**SHORT PROBLEM:** Copy the lines verbatim, starting at the line containing "svg-text:6,000: 6,000: [55, 475, 90, 491]" and ending after the line containing "svg-text:2,000: 2,000: [55, 589, 90, 605]".

Item position entries:
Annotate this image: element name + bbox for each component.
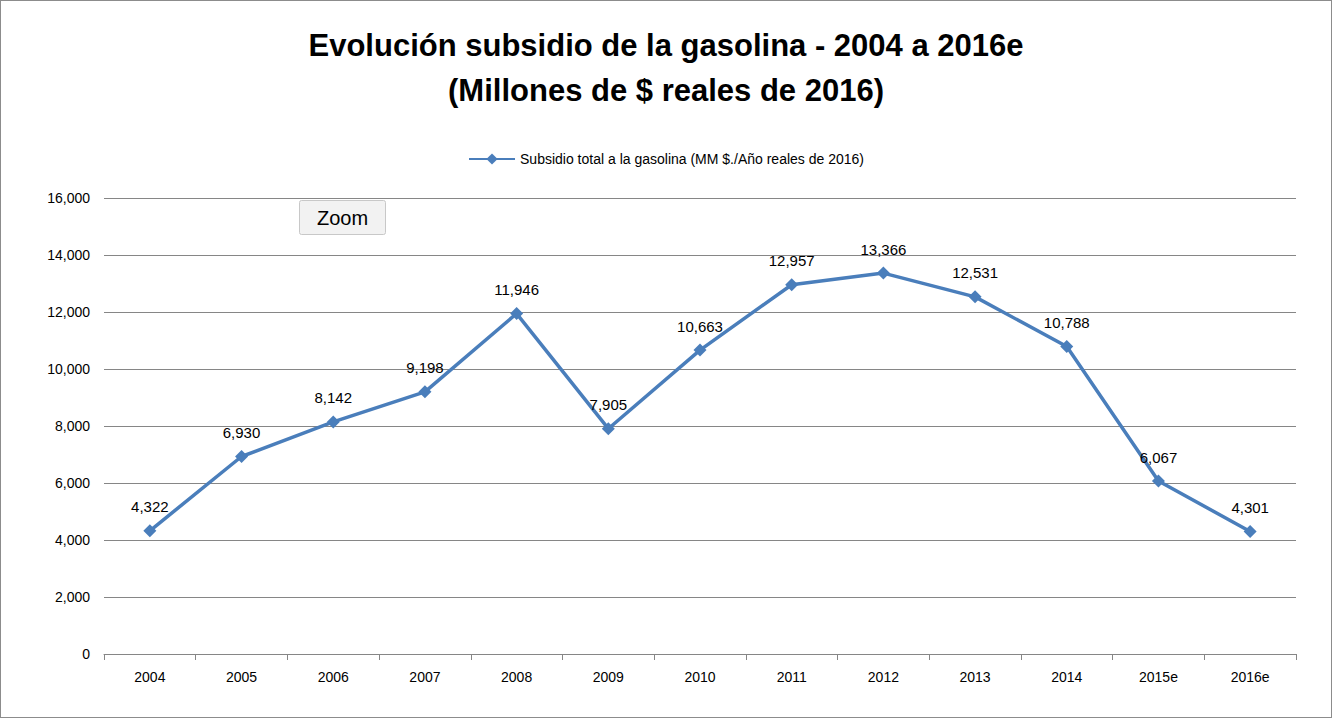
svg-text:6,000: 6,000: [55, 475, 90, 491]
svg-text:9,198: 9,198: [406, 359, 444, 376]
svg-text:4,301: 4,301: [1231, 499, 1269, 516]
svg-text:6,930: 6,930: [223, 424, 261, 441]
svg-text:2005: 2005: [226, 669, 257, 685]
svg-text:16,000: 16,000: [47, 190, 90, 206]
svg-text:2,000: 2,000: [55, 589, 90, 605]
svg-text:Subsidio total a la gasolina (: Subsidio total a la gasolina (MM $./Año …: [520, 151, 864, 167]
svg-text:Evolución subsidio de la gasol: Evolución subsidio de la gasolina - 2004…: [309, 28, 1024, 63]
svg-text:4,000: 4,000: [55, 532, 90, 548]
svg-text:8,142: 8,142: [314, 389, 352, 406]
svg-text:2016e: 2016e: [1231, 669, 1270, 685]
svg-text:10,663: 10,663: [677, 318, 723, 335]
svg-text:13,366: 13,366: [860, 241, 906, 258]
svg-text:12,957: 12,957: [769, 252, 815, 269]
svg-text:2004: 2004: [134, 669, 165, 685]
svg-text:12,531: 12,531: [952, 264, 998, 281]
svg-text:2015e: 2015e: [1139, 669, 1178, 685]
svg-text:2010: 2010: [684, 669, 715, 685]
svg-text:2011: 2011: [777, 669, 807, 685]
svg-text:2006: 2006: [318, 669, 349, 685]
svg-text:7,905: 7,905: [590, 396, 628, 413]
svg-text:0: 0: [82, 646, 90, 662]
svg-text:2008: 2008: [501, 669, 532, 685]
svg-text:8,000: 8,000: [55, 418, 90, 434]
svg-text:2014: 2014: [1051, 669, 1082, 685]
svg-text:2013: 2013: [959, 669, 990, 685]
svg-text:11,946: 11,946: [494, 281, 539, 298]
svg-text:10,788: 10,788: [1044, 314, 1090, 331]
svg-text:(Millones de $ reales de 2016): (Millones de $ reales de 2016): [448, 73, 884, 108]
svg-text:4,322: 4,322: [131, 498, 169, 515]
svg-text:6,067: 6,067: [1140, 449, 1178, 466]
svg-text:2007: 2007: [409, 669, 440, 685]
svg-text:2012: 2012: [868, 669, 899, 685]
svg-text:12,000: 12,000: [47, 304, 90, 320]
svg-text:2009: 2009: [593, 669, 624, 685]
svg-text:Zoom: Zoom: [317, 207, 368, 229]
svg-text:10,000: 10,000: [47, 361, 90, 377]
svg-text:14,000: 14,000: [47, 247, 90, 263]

**WRITTEN ANSWER:**
svg-text:6,000: 6,000: [55, 475, 90, 491]
svg-text:9,198: 9,198: [406, 359, 444, 376]
svg-text:4,301: 4,301: [1231, 499, 1269, 516]
svg-text:6,930: 6,930: [223, 424, 261, 441]
svg-text:2005: 2005: [226, 669, 257, 685]
svg-text:16,000: 16,000: [47, 190, 90, 206]
svg-text:2,000: 2,000: [55, 589, 90, 605]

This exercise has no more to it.